**EXERCISE GOAL**
Pick out every line with the word "使用下面的" and copy it.

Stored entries
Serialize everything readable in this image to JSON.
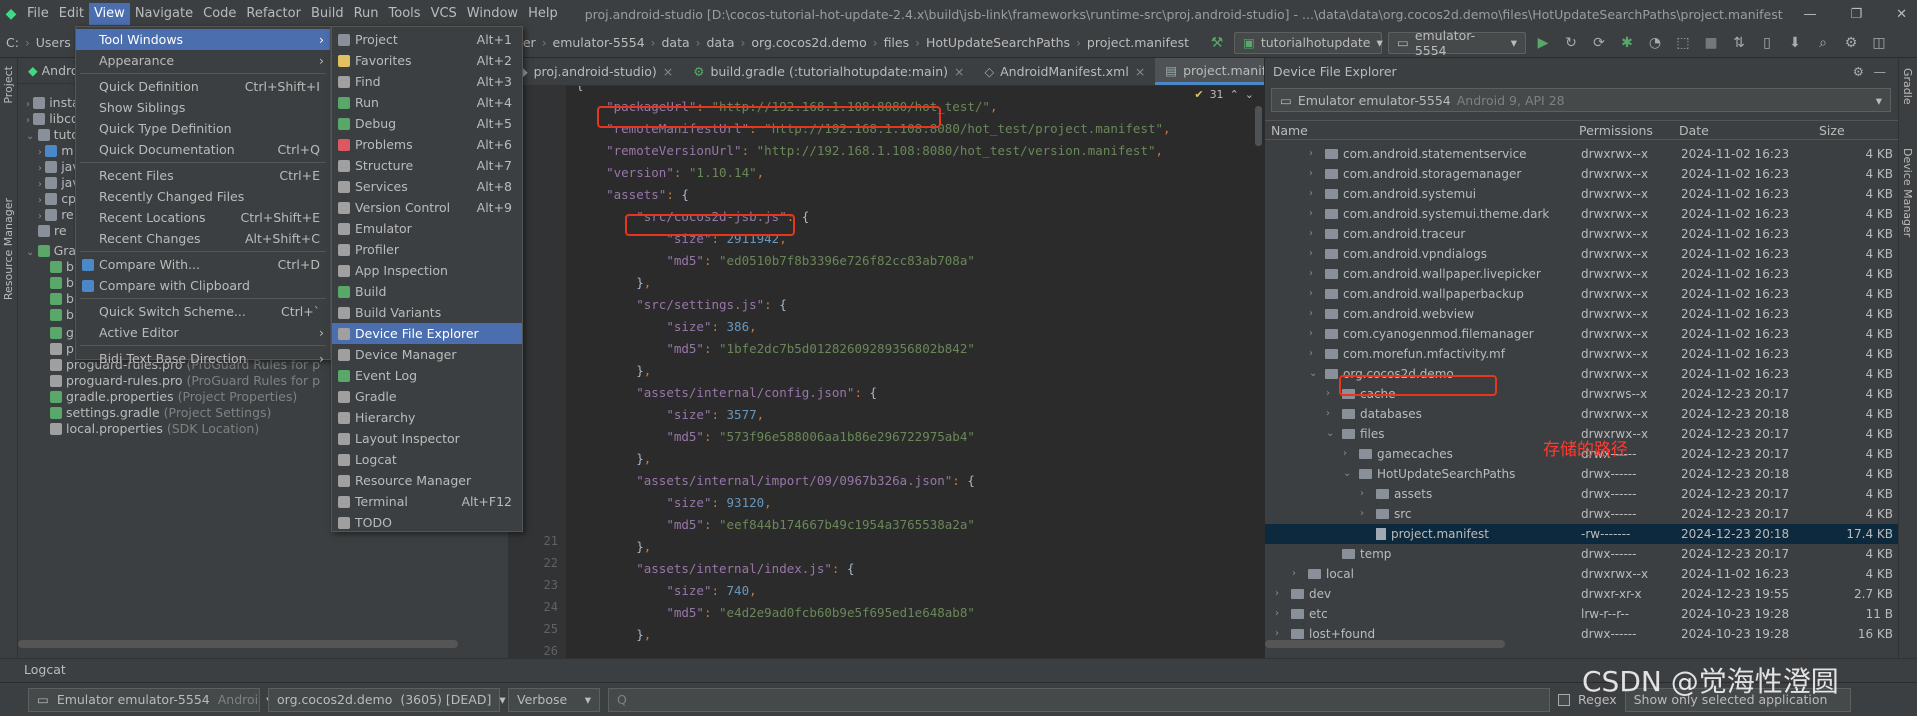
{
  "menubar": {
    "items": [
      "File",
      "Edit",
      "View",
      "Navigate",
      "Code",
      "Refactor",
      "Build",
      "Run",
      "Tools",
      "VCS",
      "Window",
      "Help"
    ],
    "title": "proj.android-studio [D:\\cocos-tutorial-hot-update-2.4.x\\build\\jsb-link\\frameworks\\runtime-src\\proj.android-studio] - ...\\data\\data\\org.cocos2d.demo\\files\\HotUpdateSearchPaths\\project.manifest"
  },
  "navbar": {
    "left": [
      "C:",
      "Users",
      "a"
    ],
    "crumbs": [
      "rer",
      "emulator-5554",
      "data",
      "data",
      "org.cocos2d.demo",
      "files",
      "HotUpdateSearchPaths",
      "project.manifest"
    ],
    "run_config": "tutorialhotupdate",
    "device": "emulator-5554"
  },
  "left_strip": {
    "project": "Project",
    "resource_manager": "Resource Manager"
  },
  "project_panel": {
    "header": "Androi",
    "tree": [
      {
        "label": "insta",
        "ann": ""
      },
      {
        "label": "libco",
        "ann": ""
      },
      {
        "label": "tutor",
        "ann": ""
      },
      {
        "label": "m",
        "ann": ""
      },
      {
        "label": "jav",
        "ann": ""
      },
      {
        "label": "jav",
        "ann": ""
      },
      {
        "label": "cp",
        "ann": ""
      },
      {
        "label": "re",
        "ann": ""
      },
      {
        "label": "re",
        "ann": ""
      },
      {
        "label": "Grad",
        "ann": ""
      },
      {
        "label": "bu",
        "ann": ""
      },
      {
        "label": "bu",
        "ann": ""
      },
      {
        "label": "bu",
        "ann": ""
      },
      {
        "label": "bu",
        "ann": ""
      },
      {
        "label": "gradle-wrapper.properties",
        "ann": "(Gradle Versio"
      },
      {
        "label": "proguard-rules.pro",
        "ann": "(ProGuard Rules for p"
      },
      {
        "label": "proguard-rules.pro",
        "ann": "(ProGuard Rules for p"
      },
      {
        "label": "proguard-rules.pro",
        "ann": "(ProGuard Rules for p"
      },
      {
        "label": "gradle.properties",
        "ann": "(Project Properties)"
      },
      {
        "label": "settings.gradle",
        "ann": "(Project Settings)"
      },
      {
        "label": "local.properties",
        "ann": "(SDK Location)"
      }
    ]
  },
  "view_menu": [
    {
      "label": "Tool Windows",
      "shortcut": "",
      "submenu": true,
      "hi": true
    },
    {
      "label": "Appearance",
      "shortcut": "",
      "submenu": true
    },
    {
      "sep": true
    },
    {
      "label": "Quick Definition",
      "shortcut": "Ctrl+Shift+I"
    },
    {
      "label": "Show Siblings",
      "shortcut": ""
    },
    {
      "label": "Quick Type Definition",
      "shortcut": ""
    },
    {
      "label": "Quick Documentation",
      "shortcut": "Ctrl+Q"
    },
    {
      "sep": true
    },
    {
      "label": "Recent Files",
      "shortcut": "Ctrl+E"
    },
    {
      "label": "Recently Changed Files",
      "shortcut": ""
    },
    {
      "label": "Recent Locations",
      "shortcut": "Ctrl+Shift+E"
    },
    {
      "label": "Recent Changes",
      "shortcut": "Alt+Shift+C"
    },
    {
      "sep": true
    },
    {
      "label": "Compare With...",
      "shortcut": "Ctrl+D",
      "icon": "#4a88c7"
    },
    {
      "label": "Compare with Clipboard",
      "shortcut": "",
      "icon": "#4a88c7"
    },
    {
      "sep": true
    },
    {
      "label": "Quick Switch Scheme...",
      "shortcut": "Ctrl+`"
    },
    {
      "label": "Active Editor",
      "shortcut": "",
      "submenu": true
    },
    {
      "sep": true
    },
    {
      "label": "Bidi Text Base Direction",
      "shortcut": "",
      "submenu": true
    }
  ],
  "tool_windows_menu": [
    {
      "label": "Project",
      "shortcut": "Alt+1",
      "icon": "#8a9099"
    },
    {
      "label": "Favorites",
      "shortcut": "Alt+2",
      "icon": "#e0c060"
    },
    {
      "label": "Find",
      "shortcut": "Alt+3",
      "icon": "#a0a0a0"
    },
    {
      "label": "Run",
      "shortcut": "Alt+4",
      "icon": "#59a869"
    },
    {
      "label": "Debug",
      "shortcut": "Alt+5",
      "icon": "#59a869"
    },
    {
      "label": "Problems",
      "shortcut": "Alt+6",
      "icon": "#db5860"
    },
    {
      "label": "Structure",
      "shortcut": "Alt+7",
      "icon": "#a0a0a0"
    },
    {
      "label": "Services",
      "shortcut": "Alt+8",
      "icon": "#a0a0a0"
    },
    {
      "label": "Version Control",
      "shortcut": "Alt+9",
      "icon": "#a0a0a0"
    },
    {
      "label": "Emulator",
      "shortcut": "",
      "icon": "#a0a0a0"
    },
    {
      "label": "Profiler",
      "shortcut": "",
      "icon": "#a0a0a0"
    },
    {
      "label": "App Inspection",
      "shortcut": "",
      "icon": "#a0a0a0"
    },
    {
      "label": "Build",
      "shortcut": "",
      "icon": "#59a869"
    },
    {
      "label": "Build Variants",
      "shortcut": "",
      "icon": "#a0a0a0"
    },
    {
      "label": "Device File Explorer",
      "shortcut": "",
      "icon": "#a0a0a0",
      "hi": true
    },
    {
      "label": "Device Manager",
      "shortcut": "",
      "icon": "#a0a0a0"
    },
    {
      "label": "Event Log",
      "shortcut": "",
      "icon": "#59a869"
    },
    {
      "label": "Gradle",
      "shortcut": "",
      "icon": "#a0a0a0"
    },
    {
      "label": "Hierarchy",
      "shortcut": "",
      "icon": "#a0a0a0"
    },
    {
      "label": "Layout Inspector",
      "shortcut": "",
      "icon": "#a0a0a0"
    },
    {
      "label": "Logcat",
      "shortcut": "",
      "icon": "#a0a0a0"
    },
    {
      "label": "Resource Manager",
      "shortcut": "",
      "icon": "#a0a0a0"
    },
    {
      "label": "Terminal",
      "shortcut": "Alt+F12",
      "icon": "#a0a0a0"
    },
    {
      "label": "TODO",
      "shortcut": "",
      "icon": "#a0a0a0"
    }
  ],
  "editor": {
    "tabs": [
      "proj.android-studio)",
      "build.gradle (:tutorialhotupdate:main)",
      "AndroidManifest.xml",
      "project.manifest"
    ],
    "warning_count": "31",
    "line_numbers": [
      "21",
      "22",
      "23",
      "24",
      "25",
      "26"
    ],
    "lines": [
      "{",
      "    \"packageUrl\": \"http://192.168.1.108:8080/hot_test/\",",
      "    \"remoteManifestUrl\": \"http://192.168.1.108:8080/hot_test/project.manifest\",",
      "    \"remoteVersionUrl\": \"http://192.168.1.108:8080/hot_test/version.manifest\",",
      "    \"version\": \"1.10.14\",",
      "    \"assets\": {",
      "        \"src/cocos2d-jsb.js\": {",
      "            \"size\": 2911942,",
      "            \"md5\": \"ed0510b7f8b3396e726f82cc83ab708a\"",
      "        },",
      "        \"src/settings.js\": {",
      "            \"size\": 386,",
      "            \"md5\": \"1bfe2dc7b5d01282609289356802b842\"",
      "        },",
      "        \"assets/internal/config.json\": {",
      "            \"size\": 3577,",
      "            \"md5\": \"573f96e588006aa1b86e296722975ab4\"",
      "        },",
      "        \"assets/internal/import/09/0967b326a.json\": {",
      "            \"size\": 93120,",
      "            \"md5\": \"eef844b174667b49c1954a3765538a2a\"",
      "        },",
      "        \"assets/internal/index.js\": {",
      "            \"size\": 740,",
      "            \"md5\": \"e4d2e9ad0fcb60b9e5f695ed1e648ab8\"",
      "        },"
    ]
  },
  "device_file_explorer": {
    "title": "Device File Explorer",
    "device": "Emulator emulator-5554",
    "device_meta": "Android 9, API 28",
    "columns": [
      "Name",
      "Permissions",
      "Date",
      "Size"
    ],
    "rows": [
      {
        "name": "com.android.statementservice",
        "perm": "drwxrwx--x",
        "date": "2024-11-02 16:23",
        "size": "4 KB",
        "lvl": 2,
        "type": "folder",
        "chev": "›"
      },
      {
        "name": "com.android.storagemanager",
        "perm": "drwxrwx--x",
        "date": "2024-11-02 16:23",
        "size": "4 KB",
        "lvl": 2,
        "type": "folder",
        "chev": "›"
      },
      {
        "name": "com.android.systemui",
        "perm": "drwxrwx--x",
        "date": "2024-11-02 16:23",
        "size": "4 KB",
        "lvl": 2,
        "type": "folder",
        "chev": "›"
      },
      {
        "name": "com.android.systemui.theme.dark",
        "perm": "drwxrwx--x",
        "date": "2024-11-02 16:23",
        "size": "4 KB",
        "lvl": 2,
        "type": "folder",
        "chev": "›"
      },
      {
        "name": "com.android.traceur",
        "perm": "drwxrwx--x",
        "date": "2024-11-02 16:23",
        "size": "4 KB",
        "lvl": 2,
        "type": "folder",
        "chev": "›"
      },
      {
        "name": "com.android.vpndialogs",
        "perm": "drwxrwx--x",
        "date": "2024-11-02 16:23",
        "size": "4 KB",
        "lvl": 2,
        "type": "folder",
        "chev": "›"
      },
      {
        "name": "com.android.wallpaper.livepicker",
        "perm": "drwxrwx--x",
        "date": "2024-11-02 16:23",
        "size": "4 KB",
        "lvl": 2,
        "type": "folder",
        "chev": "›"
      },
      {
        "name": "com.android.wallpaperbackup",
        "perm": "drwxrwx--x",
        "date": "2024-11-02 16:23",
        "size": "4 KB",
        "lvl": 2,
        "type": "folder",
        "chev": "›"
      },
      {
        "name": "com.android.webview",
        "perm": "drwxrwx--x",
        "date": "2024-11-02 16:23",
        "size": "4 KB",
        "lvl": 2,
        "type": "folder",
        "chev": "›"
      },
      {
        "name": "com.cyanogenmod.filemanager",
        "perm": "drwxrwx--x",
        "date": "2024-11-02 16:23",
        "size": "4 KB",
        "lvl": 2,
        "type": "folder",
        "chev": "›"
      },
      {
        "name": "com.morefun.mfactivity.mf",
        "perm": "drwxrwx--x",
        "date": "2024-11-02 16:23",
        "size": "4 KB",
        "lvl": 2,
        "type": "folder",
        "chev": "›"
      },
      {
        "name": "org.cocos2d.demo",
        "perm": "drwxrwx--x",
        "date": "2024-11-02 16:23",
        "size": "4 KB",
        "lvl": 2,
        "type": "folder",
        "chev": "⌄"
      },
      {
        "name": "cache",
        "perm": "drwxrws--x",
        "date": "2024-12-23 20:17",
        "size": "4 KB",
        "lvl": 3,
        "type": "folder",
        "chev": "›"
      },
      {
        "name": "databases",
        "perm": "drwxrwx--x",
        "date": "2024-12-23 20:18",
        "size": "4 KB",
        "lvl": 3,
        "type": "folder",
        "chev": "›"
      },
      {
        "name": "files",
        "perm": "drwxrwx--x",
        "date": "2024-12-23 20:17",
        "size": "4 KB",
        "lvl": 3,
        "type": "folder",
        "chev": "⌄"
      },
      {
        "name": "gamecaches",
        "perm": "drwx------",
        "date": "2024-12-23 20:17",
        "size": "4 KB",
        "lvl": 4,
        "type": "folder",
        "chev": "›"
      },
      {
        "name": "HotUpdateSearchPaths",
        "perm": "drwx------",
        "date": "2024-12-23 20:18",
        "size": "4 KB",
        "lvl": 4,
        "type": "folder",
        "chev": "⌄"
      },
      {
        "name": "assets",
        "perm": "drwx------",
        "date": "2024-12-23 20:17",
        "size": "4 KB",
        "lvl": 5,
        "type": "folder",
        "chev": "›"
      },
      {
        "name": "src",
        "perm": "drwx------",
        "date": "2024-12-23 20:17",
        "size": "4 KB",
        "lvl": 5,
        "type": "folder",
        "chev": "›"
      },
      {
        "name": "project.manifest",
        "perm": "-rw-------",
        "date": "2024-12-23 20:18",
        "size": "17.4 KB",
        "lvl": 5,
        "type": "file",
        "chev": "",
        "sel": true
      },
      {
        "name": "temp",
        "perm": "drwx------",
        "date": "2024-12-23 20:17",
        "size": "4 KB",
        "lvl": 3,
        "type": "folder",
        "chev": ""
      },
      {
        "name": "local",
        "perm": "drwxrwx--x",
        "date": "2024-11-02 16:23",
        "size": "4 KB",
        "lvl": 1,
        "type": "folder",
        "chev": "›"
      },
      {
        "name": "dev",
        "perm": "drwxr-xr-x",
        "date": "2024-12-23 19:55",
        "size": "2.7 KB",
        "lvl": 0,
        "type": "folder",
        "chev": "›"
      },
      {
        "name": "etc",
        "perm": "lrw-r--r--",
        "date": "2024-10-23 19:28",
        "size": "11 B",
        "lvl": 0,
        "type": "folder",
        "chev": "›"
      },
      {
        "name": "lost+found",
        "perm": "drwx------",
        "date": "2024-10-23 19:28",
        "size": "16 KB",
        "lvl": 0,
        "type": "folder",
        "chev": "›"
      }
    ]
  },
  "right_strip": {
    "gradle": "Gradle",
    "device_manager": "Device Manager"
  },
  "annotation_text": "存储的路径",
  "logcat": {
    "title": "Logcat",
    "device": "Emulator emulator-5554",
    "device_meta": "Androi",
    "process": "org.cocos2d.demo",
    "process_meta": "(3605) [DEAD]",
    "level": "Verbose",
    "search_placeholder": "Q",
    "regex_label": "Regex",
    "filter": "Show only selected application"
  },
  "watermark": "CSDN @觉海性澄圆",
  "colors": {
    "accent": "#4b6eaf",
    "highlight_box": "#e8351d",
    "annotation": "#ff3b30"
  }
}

* * *

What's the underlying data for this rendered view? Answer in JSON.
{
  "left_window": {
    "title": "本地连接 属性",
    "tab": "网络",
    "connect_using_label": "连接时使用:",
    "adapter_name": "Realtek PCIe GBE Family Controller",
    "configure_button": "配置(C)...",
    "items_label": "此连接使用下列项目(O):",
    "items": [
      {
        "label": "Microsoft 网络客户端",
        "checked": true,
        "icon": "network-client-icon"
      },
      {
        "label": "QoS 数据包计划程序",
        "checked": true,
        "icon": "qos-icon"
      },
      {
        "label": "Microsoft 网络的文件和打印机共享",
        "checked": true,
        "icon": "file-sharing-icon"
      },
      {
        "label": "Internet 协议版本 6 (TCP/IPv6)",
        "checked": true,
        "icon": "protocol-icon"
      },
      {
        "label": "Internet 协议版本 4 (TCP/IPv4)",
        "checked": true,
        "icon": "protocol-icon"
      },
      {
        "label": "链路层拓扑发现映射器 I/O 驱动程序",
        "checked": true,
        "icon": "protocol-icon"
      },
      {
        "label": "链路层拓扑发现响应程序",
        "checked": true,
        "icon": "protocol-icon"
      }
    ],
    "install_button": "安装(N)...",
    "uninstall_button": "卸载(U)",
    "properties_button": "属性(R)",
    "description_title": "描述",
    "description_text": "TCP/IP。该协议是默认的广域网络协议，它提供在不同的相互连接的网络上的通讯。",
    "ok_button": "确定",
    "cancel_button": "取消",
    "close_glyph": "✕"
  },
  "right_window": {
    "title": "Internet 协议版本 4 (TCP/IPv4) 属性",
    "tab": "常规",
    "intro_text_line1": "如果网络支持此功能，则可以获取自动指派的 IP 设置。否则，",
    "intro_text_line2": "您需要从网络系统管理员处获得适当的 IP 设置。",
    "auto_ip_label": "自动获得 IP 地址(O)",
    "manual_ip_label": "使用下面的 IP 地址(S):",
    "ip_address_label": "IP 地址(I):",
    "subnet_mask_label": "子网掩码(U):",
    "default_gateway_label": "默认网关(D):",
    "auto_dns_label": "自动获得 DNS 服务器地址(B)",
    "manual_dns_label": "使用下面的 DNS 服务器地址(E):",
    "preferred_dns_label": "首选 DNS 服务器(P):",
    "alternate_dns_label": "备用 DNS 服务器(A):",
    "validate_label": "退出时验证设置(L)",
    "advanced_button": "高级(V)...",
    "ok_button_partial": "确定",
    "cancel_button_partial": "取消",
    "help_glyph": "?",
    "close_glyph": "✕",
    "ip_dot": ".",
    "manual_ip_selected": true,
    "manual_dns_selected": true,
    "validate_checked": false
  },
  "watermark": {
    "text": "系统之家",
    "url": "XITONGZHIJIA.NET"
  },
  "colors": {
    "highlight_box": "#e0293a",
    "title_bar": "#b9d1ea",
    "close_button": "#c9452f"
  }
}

**RESPONSE BELOW**
    "manual_ip_label": "使用下面的 IP 地址(S):",
    "manual_dns_label": "使用下面的 DNS 服务器地址(E):",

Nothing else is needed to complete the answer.